→ What is expected: Write out the entries again exactly as they are given.

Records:
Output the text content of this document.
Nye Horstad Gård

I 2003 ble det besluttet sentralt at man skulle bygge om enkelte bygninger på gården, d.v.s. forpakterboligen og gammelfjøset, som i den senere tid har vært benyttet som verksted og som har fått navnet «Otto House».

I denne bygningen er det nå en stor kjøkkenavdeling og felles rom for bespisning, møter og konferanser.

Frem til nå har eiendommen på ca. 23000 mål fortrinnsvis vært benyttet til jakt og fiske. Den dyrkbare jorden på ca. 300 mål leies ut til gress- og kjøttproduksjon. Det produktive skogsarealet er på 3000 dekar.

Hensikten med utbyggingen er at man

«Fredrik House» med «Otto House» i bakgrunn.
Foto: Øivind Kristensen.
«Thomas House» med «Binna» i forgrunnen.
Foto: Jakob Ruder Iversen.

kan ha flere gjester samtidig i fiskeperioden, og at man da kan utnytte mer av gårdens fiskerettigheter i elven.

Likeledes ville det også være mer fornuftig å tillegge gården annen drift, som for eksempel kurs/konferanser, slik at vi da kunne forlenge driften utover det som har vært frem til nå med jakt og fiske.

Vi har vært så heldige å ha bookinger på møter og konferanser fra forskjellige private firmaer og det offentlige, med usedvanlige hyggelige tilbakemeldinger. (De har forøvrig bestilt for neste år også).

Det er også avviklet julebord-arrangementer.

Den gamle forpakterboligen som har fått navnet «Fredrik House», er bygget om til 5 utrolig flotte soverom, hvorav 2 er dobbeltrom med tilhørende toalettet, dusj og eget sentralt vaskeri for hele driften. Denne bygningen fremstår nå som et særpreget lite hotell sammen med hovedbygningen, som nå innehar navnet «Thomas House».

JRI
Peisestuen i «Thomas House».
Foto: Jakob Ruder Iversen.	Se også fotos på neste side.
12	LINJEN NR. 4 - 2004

→ Exercise result:
Output the text content of this document.
Nye Horstad Gård

I 2003 ble det besluttet sentralt at man skulle bygge om enkelte bygninger på gården, d.v.s. forpakterboligen og gammelfjøset, som i den senere tid har vært benyttet som verksted og som har fått navnet «Otto House».

I denne bygningen er det nå en stor kjøkkenavdeling og felles rom for bespisning, møter og konferanser.

Frem til nå har eiendommen på ca. 23000 mål fortrinnsvis vært benyttet til jakt og fiske. Den dyrkbare jorden på ca. 300 mål leies ut til gress- og kjøttproduksjon. Det produktive skogsarealet er på 3000 dekar.

Hensikten med utbyggingen er at man

«Fredrik House» med «Otto House» i bakgrunn.
Foto: Øivind Kristensen.
«Thomas House» med «Binna» i forgrunnen.
Foto: Jakob Ruder Iversen.

kan ha flere gjester samtidig i fiskeperioden, og at man da kan utnytte mer av gårdens fiskerettigheter i elven.

Likeledes ville det også være mer fornuftig å tillegge gården annen drift, som for eksempel kurs/konferanser, slik at vi da kunne forlenge driften utover det som har vært frem til nå med jakt og fiske.

Vi har vært så heldige å ha bookinger på møter og konferanser fra forskjellige private firmaer og det offentlige, med usedvanlige hyggelige tilbakemeldinger. (De har forøvrig bestilt for neste år også).

Det er også avviklet julebord-arrangementer.

Den gamle forpakterboligen som har fått navnet «Fredrik House», er bygget om til 5 utrolig flotte soverom, hvorav 2 er dobbeltrom med tilhørende toalettet, dusj og eget sentralt vaskeri for hele driften. Denne bygningen fremstår nå som et særpreget lite hotell sammen med hovedbygningen, som nå innehar navnet «Thomas House».

JRI
Peisestuen i «Thomas House».
Foto: Jakob Ruder Iversen.	Se også fotos på neste side.
12	LINJEN NR. 4 - 2004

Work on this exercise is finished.